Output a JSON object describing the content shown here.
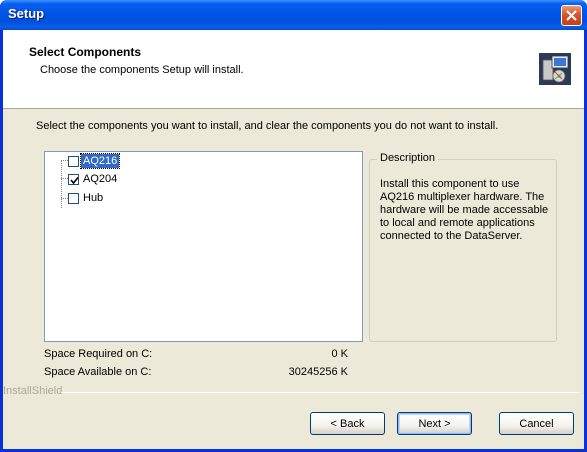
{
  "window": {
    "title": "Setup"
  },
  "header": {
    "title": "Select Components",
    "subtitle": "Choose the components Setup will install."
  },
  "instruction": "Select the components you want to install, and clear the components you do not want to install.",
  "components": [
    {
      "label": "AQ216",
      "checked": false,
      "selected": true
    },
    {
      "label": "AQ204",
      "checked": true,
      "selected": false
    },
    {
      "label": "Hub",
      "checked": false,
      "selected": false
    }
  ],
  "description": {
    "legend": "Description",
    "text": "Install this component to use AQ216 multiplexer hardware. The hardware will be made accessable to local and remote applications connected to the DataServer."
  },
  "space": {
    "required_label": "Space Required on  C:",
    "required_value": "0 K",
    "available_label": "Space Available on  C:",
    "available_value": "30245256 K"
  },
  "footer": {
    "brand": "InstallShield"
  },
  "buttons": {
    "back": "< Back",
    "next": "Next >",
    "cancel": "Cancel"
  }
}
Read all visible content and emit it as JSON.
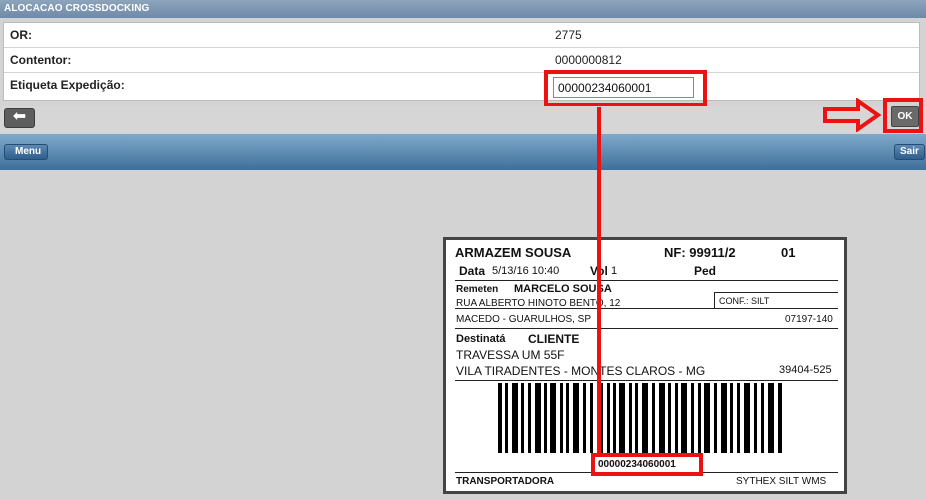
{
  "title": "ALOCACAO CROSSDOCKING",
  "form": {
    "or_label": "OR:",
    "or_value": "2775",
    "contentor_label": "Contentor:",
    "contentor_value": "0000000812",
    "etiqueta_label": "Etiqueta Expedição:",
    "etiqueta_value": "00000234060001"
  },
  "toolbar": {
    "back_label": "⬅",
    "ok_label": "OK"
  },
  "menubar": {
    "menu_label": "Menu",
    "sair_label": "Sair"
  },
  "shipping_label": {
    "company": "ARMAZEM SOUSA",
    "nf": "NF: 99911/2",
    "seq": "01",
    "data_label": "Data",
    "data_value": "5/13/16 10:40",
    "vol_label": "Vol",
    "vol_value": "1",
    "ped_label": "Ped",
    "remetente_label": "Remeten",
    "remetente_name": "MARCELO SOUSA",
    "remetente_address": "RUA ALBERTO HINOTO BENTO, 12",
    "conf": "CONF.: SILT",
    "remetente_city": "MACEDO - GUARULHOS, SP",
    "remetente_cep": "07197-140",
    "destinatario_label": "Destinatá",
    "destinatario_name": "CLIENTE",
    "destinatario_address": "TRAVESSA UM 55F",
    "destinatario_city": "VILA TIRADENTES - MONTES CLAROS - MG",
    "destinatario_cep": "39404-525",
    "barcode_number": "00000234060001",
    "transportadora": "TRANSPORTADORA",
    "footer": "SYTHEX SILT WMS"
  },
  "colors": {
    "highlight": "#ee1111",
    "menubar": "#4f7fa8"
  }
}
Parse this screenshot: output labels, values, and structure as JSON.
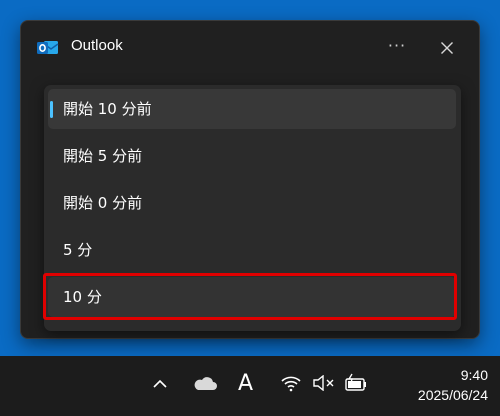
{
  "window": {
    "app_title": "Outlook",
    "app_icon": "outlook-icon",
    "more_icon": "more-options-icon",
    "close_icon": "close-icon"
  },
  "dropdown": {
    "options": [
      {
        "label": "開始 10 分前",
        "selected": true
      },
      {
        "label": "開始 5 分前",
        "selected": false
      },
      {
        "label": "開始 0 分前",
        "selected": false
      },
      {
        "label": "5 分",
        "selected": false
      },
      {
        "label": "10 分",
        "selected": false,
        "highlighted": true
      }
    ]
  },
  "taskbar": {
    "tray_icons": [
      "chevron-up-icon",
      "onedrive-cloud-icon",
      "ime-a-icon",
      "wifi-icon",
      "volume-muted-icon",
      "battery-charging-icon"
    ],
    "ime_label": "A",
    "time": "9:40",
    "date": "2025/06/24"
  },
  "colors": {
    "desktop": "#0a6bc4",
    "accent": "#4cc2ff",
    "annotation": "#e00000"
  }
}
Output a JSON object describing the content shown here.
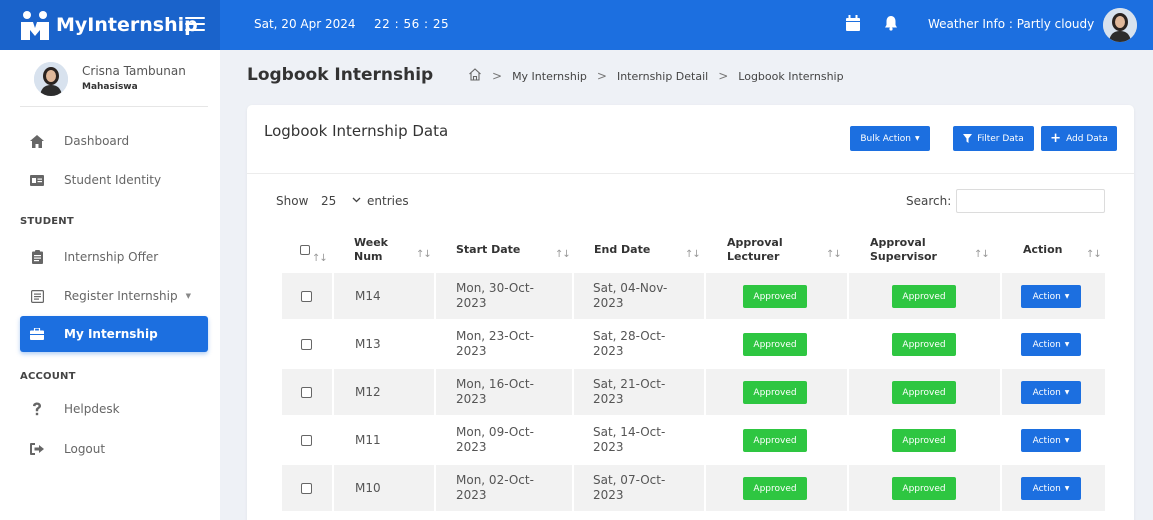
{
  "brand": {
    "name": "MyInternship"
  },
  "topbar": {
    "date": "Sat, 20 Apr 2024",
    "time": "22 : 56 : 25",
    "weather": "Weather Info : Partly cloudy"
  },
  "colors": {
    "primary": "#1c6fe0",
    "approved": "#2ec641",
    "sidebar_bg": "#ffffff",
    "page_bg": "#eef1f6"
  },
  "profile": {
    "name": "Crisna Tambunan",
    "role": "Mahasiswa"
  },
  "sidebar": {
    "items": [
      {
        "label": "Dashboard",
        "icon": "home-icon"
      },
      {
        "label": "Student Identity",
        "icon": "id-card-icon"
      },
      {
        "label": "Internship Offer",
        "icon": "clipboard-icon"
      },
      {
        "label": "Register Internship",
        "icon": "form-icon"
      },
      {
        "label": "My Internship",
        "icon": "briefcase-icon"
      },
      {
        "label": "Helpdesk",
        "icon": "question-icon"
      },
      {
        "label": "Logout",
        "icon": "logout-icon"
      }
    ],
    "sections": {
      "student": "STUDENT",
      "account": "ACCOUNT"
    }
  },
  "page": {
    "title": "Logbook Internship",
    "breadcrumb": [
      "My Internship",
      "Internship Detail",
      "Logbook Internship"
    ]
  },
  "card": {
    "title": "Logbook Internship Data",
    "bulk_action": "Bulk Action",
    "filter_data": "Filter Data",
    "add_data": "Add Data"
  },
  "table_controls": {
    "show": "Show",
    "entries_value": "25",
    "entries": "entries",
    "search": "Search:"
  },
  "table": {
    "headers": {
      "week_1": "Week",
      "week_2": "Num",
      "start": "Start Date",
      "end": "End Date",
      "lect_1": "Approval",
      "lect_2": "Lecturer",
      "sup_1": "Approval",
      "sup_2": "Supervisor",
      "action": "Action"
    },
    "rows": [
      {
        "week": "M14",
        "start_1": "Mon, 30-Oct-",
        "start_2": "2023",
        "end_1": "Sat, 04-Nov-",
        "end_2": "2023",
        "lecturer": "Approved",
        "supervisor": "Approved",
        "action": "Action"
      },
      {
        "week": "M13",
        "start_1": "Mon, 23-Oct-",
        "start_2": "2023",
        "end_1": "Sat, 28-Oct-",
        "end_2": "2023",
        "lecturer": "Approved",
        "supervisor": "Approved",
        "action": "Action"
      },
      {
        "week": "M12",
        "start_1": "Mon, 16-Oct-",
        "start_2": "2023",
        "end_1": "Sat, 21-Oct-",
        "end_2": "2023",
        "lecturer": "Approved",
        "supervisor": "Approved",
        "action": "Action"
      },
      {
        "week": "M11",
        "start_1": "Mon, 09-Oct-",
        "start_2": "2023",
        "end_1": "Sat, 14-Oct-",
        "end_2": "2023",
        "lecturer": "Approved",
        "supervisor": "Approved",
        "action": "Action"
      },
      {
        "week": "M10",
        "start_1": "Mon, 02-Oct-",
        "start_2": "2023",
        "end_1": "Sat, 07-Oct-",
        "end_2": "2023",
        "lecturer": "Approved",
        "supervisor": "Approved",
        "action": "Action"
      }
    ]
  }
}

------------------------------------

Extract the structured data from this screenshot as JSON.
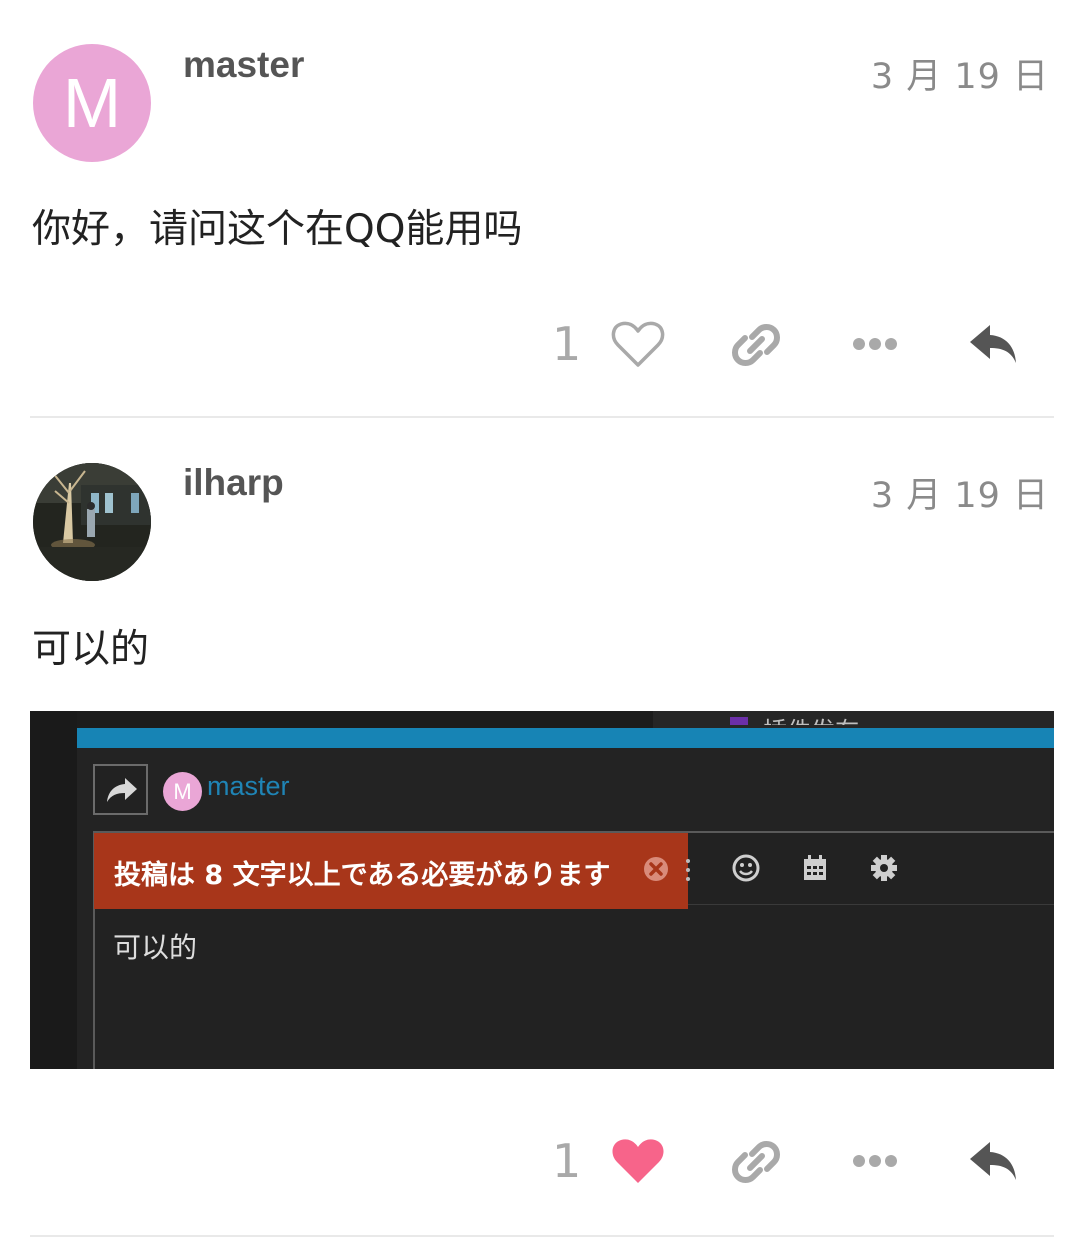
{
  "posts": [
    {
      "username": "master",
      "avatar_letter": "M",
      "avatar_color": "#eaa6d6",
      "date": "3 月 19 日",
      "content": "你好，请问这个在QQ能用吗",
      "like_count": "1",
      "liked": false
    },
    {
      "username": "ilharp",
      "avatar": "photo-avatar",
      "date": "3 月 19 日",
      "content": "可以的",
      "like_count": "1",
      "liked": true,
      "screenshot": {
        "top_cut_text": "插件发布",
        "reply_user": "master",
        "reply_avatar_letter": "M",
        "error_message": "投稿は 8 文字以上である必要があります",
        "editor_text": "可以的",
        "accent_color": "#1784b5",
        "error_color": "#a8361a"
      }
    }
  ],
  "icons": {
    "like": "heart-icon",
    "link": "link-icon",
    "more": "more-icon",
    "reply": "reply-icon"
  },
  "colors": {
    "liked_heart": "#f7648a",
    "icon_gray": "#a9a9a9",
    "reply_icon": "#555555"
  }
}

------------------------------------

THE REQUEST:
Some lines of the records may hold the word "SILT". How many do? Answer with a number and nothing else.

REPLY TO THE EXERCISE:
2